Start of Dataset records

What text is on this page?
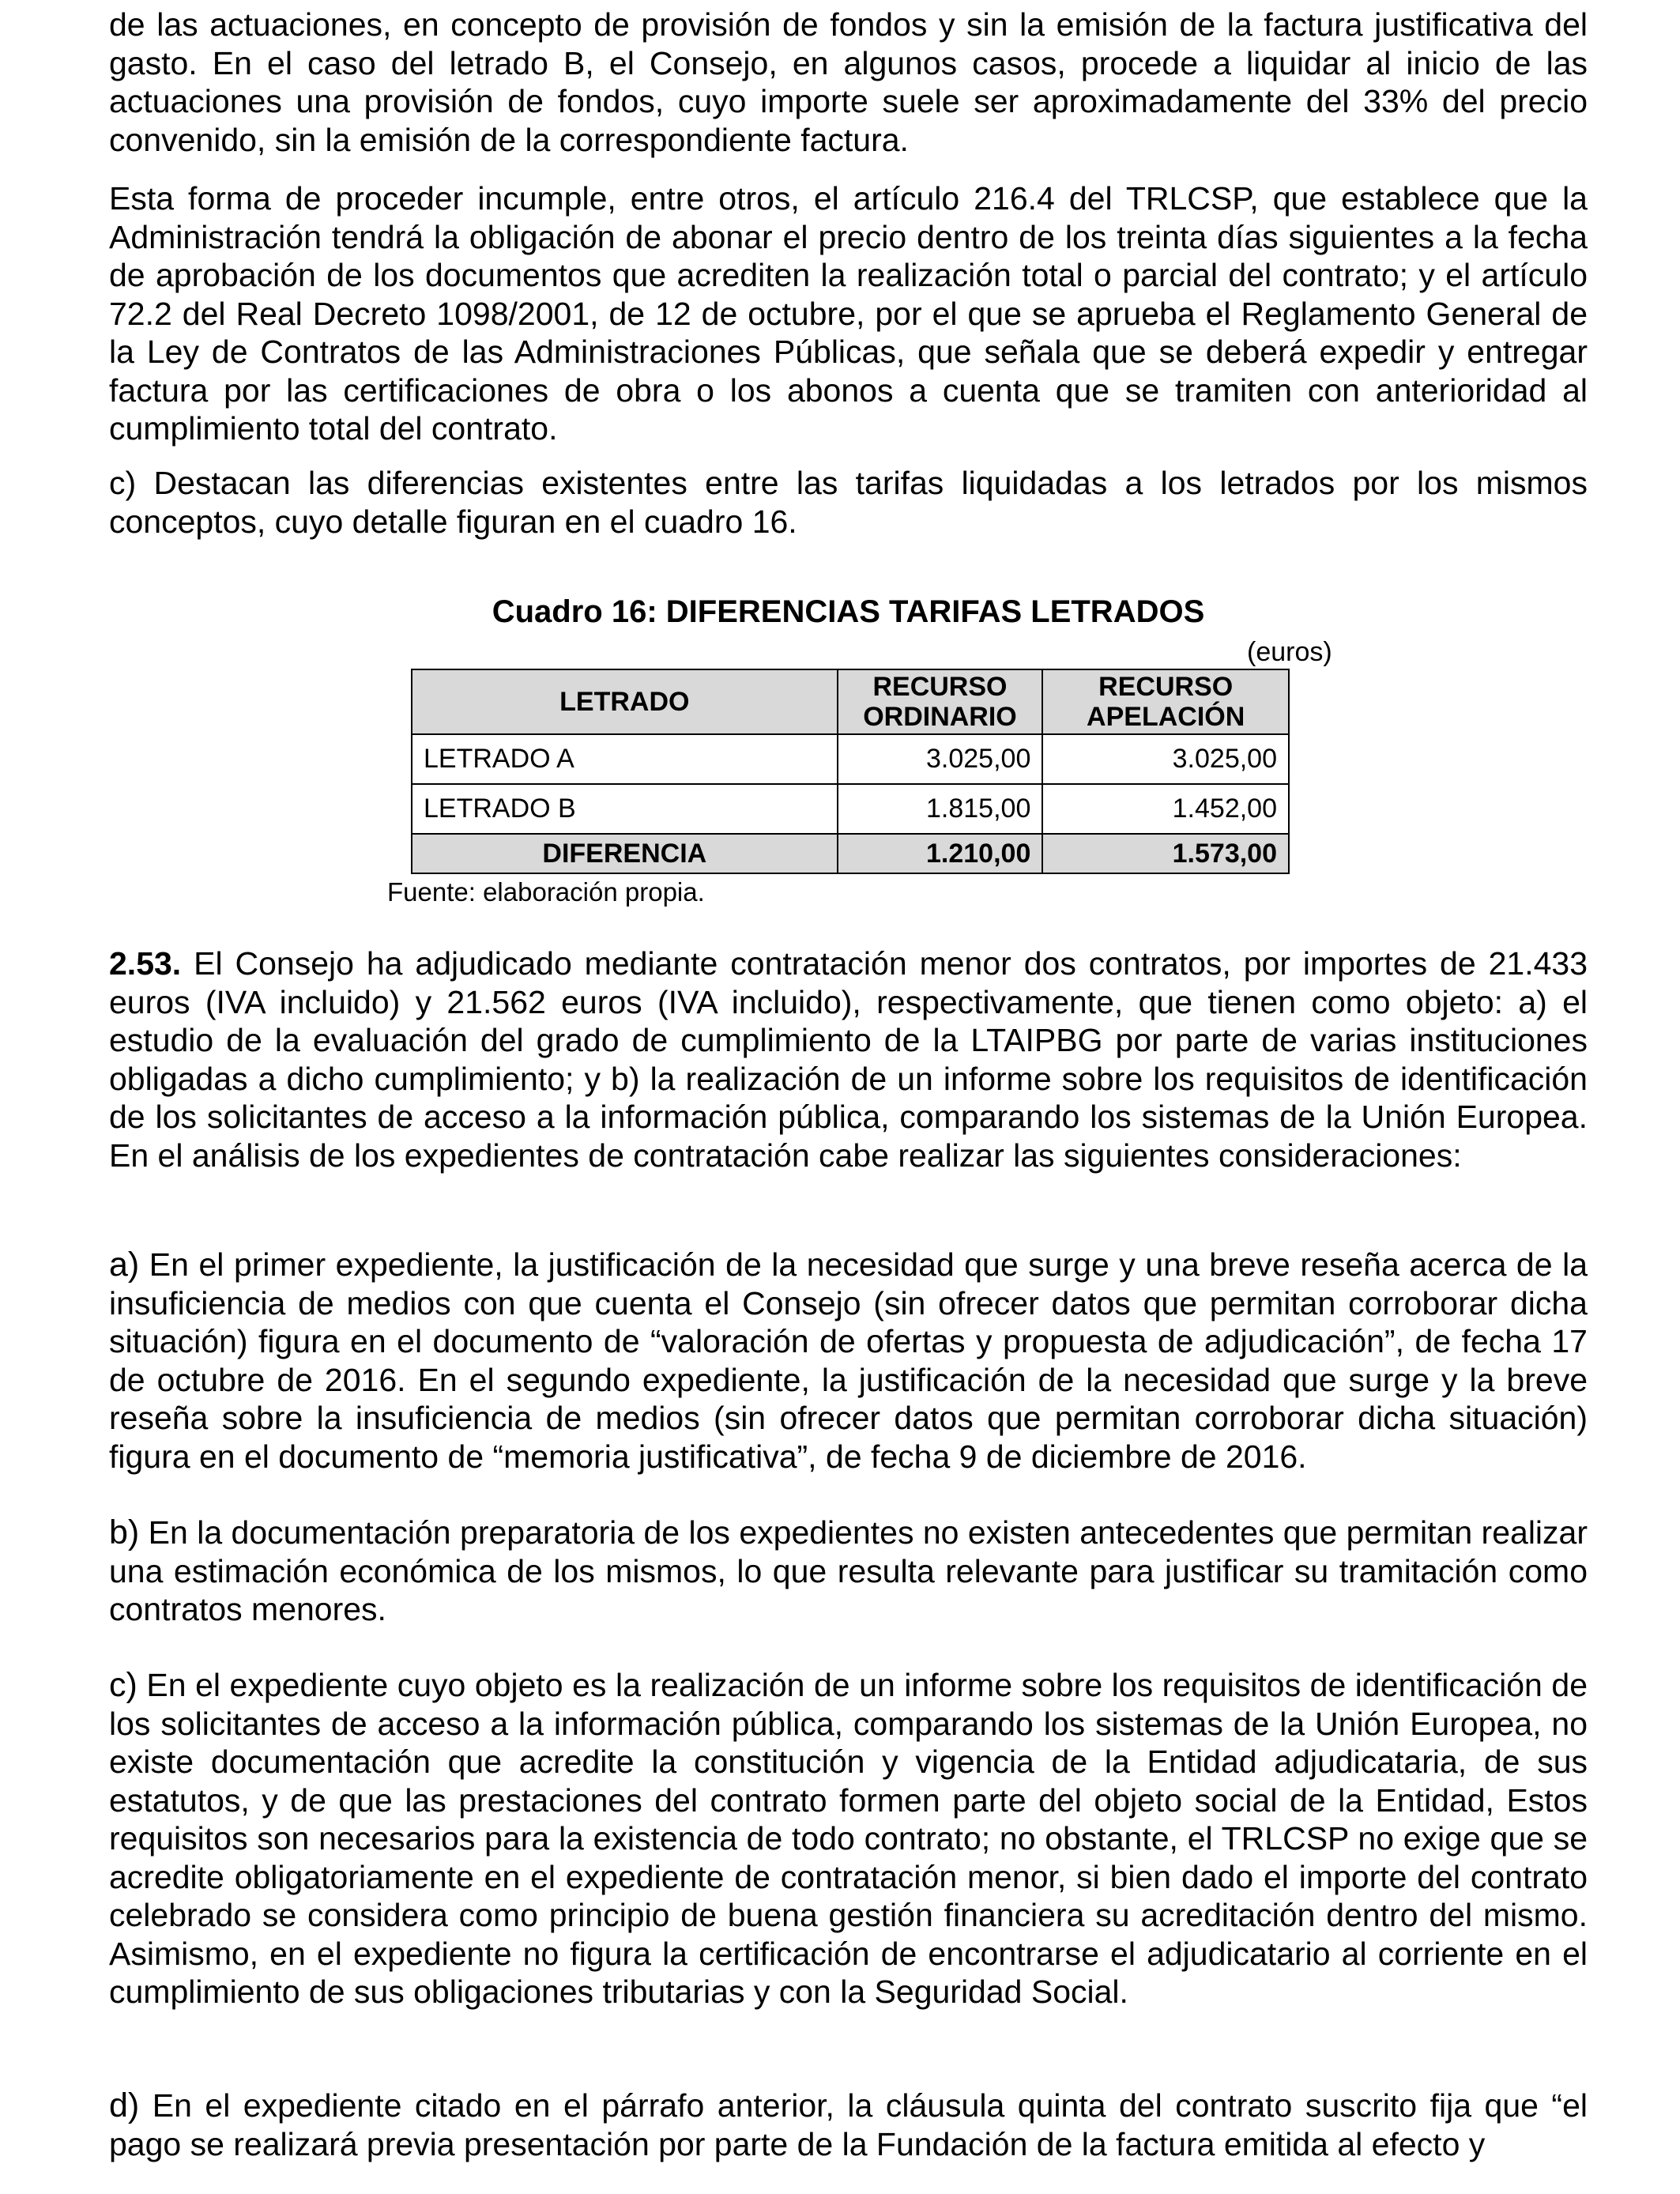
de las actuaciones, en concepto de provisión de fondos y sin la emisión de la factura justificativa del gasto. En el caso del letrado B, el Consejo, en algunos casos, procede a liquidar al inicio de las actuaciones una provisión de fondos, cuyo importe suele ser aproximadamente del 33% del precio convenido, sin la emisión de la correspondiente factura.

Esta forma de proceder incumple, entre otros, el artículo 216.4 del TRLCSP, que establece que la Administración tendrá la obligación de abonar el precio dentro de los treinta días siguientes a la fecha de aprobación de los documentos que acrediten la realización total o parcial del contrato; y el artículo 72.2 del Real Decreto 1098/2001, de 12 de octubre, por el que se aprueba el Reglamento General de la Ley de Contratos de las Administraciones Públicas, que señala que se deberá expedir y entregar factura por las certificaciones de obra o los abonos a cuenta que se tramiten con anterioridad al cumplimiento total del contrato.

c) Destacan las diferencias existentes entre las tarifas liquidadas a los letrados por los mismos conceptos, cuyo detalle figuran en el cuadro 16.

Cuadro 16: DIFERENCIAS TARIFAS LETRADOS
(euros)
LETRADO	RECURSO ORDINARIO	RECURSO APELACIÓN
LETRADO A	3.025,00	3.025,00
LETRADO B	1.815,00	1.452,00
DIFERENCIA	1.210,00	1.573,00
Fuente: elaboración propia.

2.53. El Consejo ha adjudicado mediante contratación menor dos contratos, por importes de 21.433 euros (IVA incluido) y 21.562 euros (IVA incluido), respectivamente, que tienen como objeto: a) el estudio de la evaluación del grado de cumplimiento de la LTAIPBG por parte de varias instituciones obligadas a dicho cumplimiento; y b) la realización de un informe sobre los requisitos de identificación de los solicitantes de acceso a la información pública, comparando los sistemas de la Unión Europea. En el análisis de los expedientes de contratación cabe realizar las siguientes consideraciones:

a) En el primer expediente, la justificación de la necesidad que surge y una breve reseña acerca de la insuficiencia de medios con que cuenta el Consejo (sin ofrecer datos que permitan corroborar dicha situación) figura en el documento de “valoración de ofertas y propuesta de adjudicación”, de fecha 17 de octubre de 2016. En el segundo expediente, la justificación de la necesidad que surge y la breve reseña sobre la insuficiencia de medios (sin ofrecer datos que permitan corroborar dicha situación) figura en el documento de “memoria justificativa”, de fecha 9 de diciembre de 2016.

b) En la documentación preparatoria de los expedientes no existen antecedentes que permitan realizar una estimación económica de los mismos, lo que resulta relevante para justificar su tramitación como contratos menores.

c) En el expediente cuyo objeto es la realización de un informe sobre los requisitos de identificación de los solicitantes de acceso a la información pública, comparando los sistemas de la Unión Europea, no existe documentación que acredite la constitución y vigencia de la Entidad adjudicataria, de sus estatutos, y de que las prestaciones del contrato formen parte del objeto social de la Entidad, Estos requisitos son necesarios para la existencia de todo contrato; no obstante, el TRLCSP no exige que se acredite obligatoriamente en el expediente de contratación menor, si bien dado el importe del contrato celebrado se considera como principio de buena gestión financiera su acreditación dentro del mismo. Asimismo, en el expediente no figura la certificación de encontrarse el adjudicatario al corriente en el cumplimiento de sus obligaciones tributarias y con la Seguridad Social.

d) En el expediente citado en el párrafo anterior, la cláusula quinta del contrato suscrito fija que “el pago se realizará previa presentación por parte de la Fundación de la factura emitida al efecto y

End of Dataset records

Given request: Print out the whole of the material word for word, without pictures.

Solution below:
What text is on this page?
de las actuaciones, en concepto de provisión de fondos y sin la emisión de la factura justificativa del gasto. En el caso del letrado B, el Consejo, en algunos casos, procede a liquidar al inicio de las actuaciones una provisión de fondos, cuyo importe suele ser aproximadamente del 33% del precio convenido, sin la emisión de la correspondiente factura.

Esta forma de proceder incumple, entre otros, el artículo 216.4 del TRLCSP, que establece que la Administración tendrá la obligación de abonar el precio dentro de los treinta días siguientes a la fecha de aprobación de los documentos que acrediten la realización total o parcial del contrato; y el artículo 72.2 del Real Decreto 1098/2001, de 12 de octubre, por el que se aprueba el Reglamento General de la Ley de Contratos de las Administraciones Públicas, que señala que se deberá expedir y entregar factura por las certificaciones de obra o los abonos a cuenta que se tramiten con anterioridad al cumplimiento total del contrato.

c) Destacan las diferencias existentes entre las tarifas liquidadas a los letrados por los mismos conceptos, cuyo detalle figuran en el cuadro 16.

Cuadro 16: DIFERENCIAS TARIFAS LETRADOS
(euros)
LETRADO	RECURSO ORDINARIO	RECURSO APELACIÓN
LETRADO A	3.025,00	3.025,00
LETRADO B	1.815,00	1.452,00
DIFERENCIA	1.210,00	1.573,00
Fuente: elaboración propia.

2.53. El Consejo ha adjudicado mediante contratación menor dos contratos, por importes de 21.433 euros (IVA incluido) y 21.562 euros (IVA incluido), respectivamente, que tienen como objeto: a) el estudio de la evaluación del grado de cumplimiento de la LTAIPBG por parte de varias instituciones obligadas a dicho cumplimiento; y b) la realización de un informe sobre los requisitos de identificación de los solicitantes de acceso a la información pública, comparando los sistemas de la Unión Europea. En el análisis de los expedientes de contratación cabe realizar las siguientes consideraciones:

a) En el primer expediente, la justificación de la necesidad que surge y una breve reseña acerca de la insuficiencia de medios con que cuenta el Consejo (sin ofrecer datos que permitan corroborar dicha situación) figura en el documento de “valoración de ofertas y propuesta de adjudicación”, de fecha 17 de octubre de 2016. En el segundo expediente, la justificación de la necesidad que surge y la breve reseña sobre la insuficiencia de medios (sin ofrecer datos que permitan corroborar dicha situación) figura en el documento de “memoria justificativa”, de fecha 9 de diciembre de 2016.

b) En la documentación preparatoria de los expedientes no existen antecedentes que permitan realizar una estimación económica de los mismos, lo que resulta relevante para justificar su tramitación como contratos menores.

c) En el expediente cuyo objeto es la realización de un informe sobre los requisitos de identificación de los solicitantes de acceso a la información pública, comparando los sistemas de la Unión Europea, no existe documentación que acredite la constitución y vigencia de la Entidad adjudicataria, de sus estatutos, y de que las prestaciones del contrato formen parte del objeto social de la Entidad, Estos requisitos son necesarios para la existencia de todo contrato; no obstante, el TRLCSP no exige que se acredite obligatoriamente en el expediente de contratación menor, si bien dado el importe del contrato celebrado se considera como principio de buena gestión financiera su acreditación dentro del mismo. Asimismo, en el expediente no figura la certificación de encontrarse el adjudicatario al corriente en el cumplimiento de sus obligaciones tributarias y con la Seguridad Social.

d) En el expediente citado en el párrafo anterior, la cláusula quinta del contrato suscrito fija que “el pago se realizará previa presentación por parte de la Fundación de la factura emitida al efecto y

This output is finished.